_Input data:_
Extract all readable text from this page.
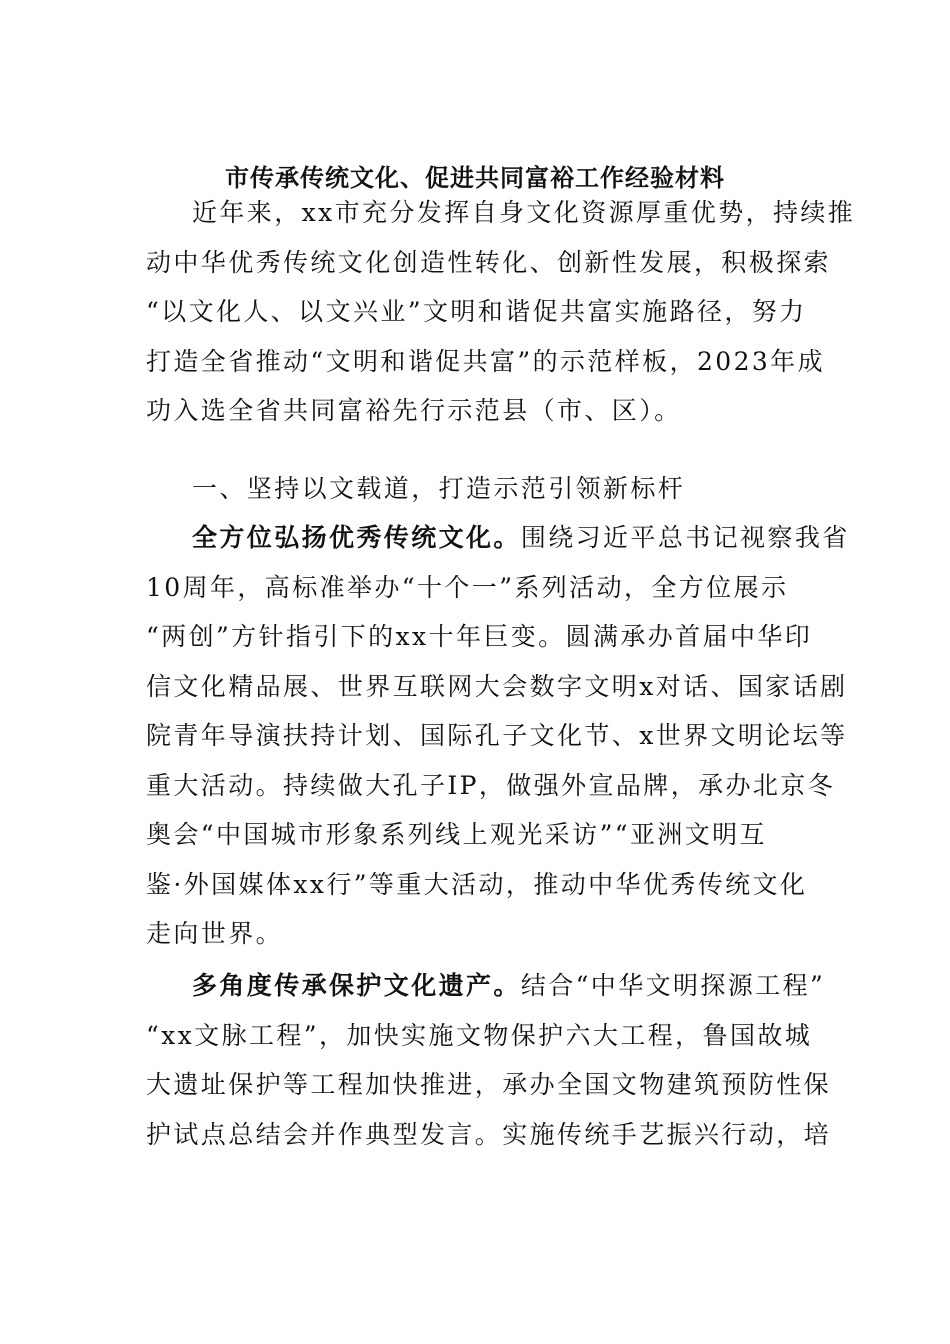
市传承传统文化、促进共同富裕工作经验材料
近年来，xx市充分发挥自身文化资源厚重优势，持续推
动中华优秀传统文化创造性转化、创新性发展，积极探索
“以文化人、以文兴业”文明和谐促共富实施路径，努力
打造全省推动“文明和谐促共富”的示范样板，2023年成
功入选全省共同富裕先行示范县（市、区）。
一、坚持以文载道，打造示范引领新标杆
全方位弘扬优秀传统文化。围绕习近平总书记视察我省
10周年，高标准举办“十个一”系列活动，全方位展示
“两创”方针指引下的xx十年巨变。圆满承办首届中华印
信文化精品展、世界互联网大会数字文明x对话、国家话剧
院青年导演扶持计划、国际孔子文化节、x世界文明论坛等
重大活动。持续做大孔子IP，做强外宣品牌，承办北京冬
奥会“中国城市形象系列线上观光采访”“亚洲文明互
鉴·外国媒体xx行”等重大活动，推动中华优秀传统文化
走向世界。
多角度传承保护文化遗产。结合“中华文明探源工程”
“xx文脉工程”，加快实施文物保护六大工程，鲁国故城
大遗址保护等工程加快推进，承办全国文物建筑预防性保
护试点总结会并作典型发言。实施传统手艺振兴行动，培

_Exercise goal:_ All of the material above is to be copied exactly, except for its images.

_Response to this exercise:_
Extract all readable text from this page.
市传承传统文化、促进共同富裕工作经验材料
近年来，xx市充分发挥自身文化资源厚重优势，持续推
动中华优秀传统文化创造性转化、创新性发展，积极探索
“以文化人、以文兴业”文明和谐促共富实施路径，努力
打造全省推动“文明和谐促共富”的示范样板，2023年成
功入选全省共同富裕先行示范县（市、区）。
一、坚持以文载道，打造示范引领新标杆
全方位弘扬优秀传统文化。围绕习近平总书记视察我省
10周年，高标准举办“十个一”系列活动，全方位展示
“两创”方针指引下的xx十年巨变。圆满承办首届中华印
信文化精品展、世界互联网大会数字文明x对话、国家话剧
院青年导演扶持计划、国际孔子文化节、x世界文明论坛等
重大活动。持续做大孔子IP，做强外宣品牌，承办北京冬
奥会“中国城市形象系列线上观光采访”“亚洲文明互
鉴·外国媒体xx行”等重大活动，推动中华优秀传统文化
走向世界。
多角度传承保护文化遗产。结合“中华文明探源工程”
“xx文脉工程”，加快实施文物保护六大工程，鲁国故城
大遗址保护等工程加快推进，承办全国文物建筑预防性保
护试点总结会并作典型发言。实施传统手艺振兴行动，培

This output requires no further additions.